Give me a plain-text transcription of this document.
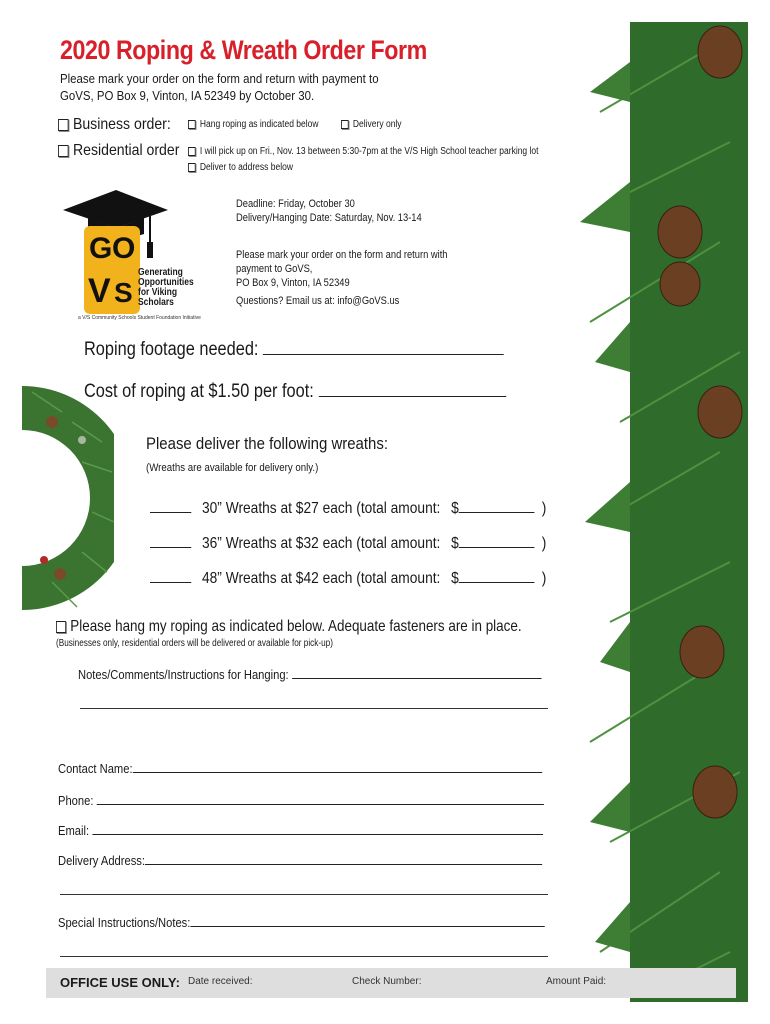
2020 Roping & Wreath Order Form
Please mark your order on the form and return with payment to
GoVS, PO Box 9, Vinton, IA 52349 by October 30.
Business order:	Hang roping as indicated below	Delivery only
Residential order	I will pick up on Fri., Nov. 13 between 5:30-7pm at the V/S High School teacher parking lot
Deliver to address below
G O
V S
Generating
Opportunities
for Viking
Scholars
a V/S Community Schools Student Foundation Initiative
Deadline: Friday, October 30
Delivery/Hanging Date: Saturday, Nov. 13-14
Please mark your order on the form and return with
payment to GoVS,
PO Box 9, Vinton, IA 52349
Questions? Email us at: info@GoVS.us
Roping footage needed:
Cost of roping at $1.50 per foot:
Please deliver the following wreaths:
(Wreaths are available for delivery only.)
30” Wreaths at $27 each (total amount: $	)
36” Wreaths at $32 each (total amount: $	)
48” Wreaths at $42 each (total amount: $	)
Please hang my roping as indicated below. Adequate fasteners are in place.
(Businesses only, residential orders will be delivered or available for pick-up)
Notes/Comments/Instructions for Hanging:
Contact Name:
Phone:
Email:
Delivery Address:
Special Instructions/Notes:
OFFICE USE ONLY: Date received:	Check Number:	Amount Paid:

* * *

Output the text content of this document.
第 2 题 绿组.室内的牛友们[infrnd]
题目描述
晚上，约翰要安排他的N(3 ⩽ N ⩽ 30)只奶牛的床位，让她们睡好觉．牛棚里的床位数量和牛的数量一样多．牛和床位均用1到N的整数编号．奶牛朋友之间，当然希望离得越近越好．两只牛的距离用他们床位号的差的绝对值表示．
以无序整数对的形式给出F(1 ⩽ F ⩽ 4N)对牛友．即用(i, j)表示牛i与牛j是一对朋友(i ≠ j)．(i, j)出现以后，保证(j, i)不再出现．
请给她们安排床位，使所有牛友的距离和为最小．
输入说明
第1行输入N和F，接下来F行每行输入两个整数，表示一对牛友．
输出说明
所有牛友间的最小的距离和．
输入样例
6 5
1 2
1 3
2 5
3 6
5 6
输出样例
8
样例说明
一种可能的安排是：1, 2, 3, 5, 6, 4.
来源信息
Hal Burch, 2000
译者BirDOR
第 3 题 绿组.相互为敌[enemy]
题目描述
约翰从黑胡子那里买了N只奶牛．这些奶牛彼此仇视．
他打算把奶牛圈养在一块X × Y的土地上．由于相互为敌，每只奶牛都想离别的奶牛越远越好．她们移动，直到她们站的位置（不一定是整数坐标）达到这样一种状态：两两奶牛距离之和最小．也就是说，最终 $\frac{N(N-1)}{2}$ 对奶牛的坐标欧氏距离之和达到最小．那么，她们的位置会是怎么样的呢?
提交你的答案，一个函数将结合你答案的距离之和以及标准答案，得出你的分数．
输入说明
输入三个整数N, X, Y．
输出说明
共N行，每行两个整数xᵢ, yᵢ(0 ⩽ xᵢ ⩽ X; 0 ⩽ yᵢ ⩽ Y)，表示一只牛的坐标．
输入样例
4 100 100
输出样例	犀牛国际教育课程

* * *

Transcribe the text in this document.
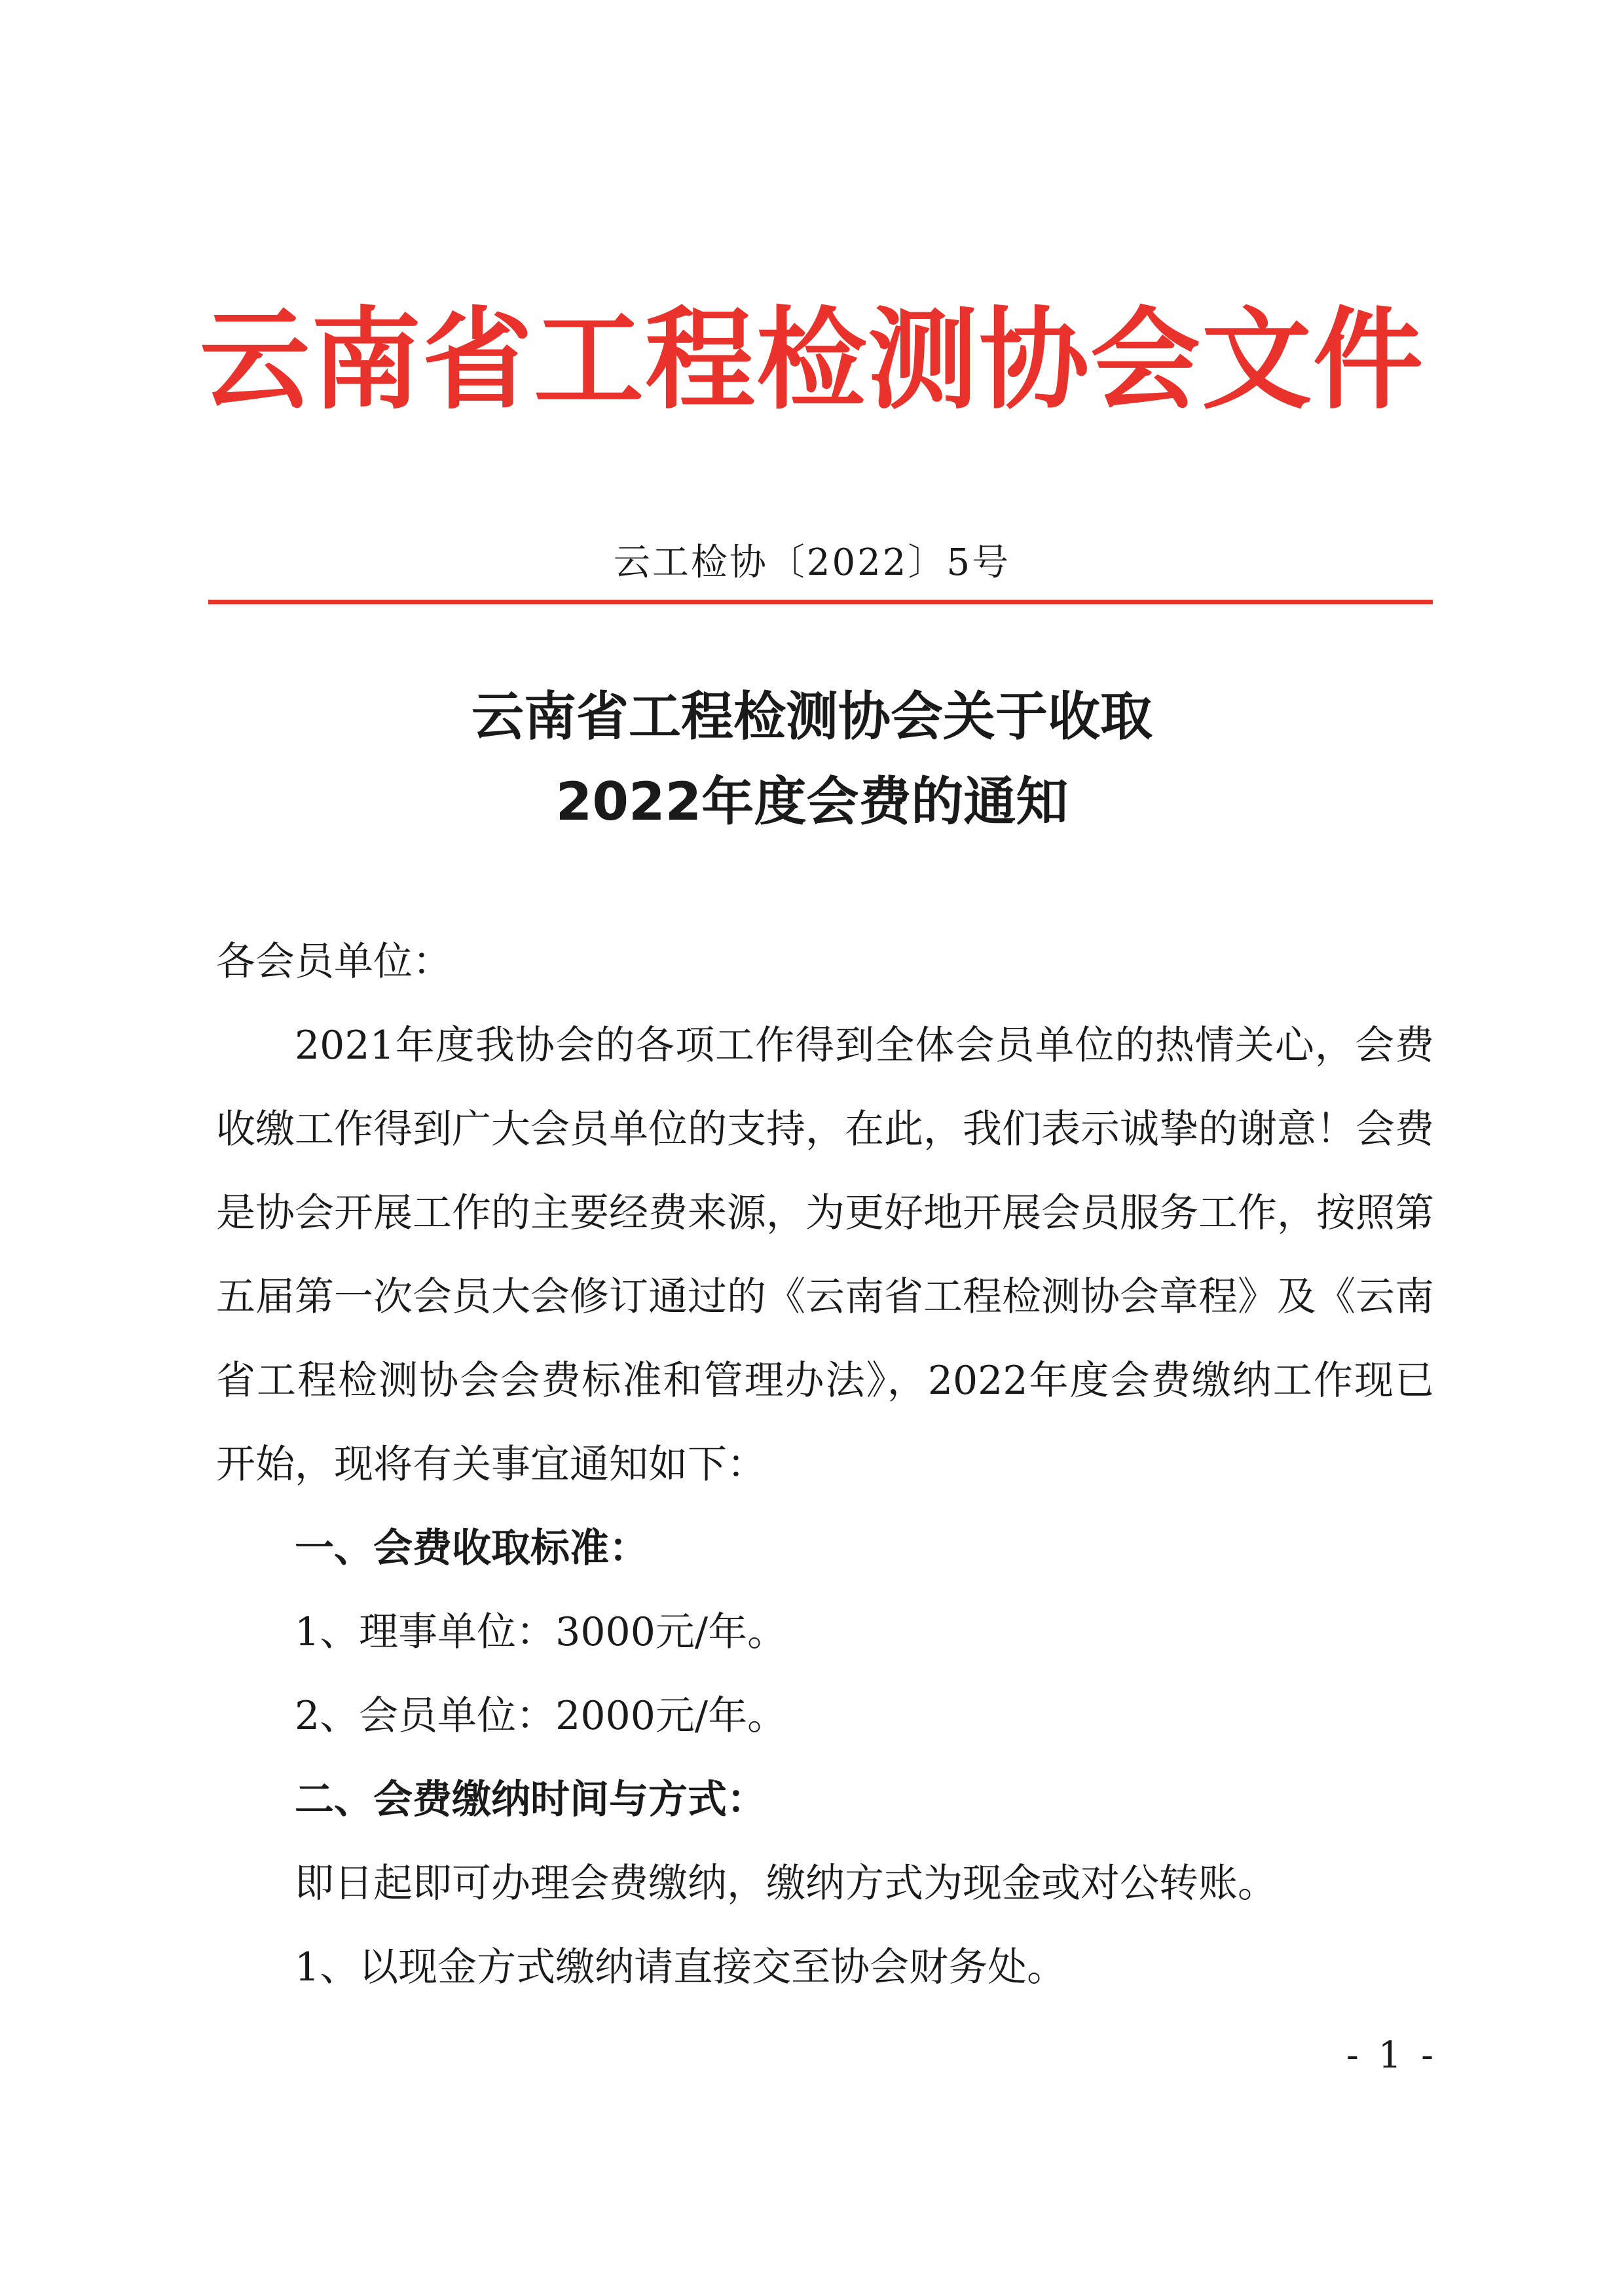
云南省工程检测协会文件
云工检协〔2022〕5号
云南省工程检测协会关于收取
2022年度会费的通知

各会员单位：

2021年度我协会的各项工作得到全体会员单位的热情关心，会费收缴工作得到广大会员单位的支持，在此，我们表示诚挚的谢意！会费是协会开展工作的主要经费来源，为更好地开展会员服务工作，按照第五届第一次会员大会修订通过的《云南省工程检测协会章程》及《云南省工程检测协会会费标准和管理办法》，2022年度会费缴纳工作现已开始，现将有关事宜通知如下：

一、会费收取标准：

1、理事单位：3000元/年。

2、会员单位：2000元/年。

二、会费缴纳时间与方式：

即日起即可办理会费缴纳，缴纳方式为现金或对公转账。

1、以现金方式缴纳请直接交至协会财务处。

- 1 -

* * *

* WHAT YOU HAVE TO DO:
Which lines of the material contain the string "GoVS"? List each of them.

* EXERCISE OUTPUT:
GoVS, PO Box 9, Vinton, IA 52349 by October 30.
payment to GoVS,
Questions? Email us at: info@GoVS.us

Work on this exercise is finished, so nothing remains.